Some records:
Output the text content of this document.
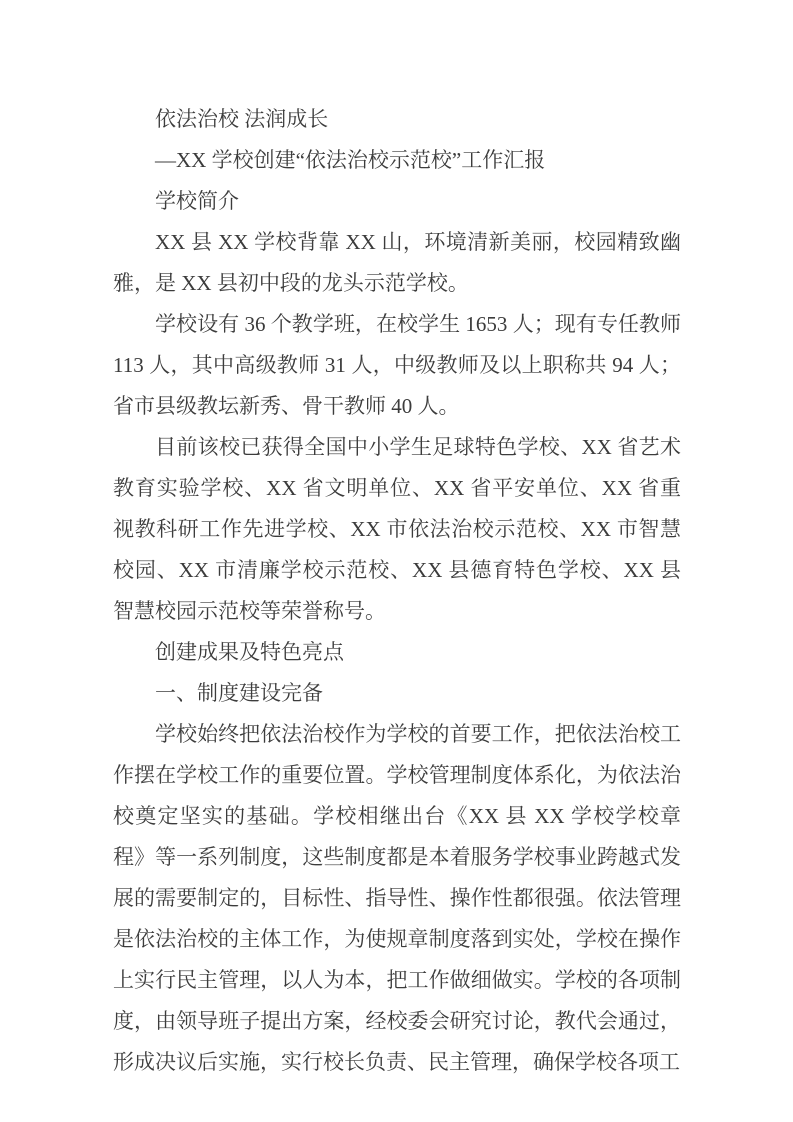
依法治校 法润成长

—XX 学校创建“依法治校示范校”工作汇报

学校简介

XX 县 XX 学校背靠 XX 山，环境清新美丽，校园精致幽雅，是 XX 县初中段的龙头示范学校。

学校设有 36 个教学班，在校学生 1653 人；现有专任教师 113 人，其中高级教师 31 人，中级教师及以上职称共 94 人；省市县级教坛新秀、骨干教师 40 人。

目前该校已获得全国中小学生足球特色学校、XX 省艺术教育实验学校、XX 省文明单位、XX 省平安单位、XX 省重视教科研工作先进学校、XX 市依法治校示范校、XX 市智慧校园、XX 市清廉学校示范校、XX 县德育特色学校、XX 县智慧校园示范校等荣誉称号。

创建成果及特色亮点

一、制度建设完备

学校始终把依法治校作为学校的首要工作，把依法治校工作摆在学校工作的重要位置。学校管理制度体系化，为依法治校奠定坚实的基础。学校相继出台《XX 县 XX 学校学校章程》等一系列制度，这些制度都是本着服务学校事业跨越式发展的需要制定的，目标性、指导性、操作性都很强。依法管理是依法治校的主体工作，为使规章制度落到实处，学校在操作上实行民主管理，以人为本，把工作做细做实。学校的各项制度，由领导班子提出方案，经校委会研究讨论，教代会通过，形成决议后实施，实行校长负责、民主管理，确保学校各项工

==

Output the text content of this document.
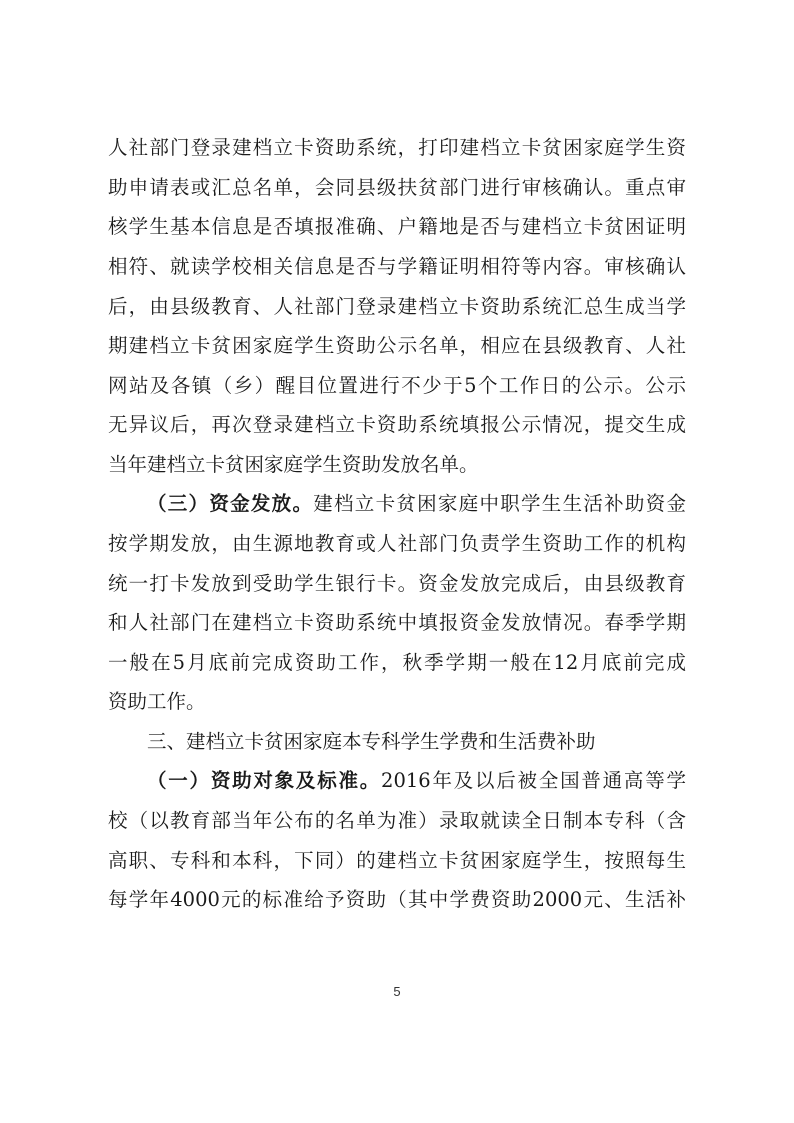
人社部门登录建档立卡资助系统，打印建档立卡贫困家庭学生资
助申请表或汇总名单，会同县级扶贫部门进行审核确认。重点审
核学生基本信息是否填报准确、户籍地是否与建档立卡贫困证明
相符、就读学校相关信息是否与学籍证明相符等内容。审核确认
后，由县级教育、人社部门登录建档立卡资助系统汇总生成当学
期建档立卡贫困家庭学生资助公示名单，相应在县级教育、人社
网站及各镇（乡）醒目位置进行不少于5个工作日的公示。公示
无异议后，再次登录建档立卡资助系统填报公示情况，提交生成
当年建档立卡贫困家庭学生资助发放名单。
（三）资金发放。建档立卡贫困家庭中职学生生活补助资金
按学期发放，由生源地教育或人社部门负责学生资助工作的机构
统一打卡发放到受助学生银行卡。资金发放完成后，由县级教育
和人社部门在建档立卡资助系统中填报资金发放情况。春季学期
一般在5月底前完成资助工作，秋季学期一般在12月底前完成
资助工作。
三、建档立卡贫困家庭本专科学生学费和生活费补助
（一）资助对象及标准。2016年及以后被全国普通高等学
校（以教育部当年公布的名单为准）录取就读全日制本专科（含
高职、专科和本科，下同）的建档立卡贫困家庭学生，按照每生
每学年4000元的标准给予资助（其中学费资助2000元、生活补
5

■ Problem details:
Look through the entries above and list every line containing "由县级教育".

■ Solution to the exercise:
后，由县级教育、人社部门登录建档立卡资助系统汇总生成当学
统一打卡发放到受助学生银行卡。资金发放完成后，由县级教育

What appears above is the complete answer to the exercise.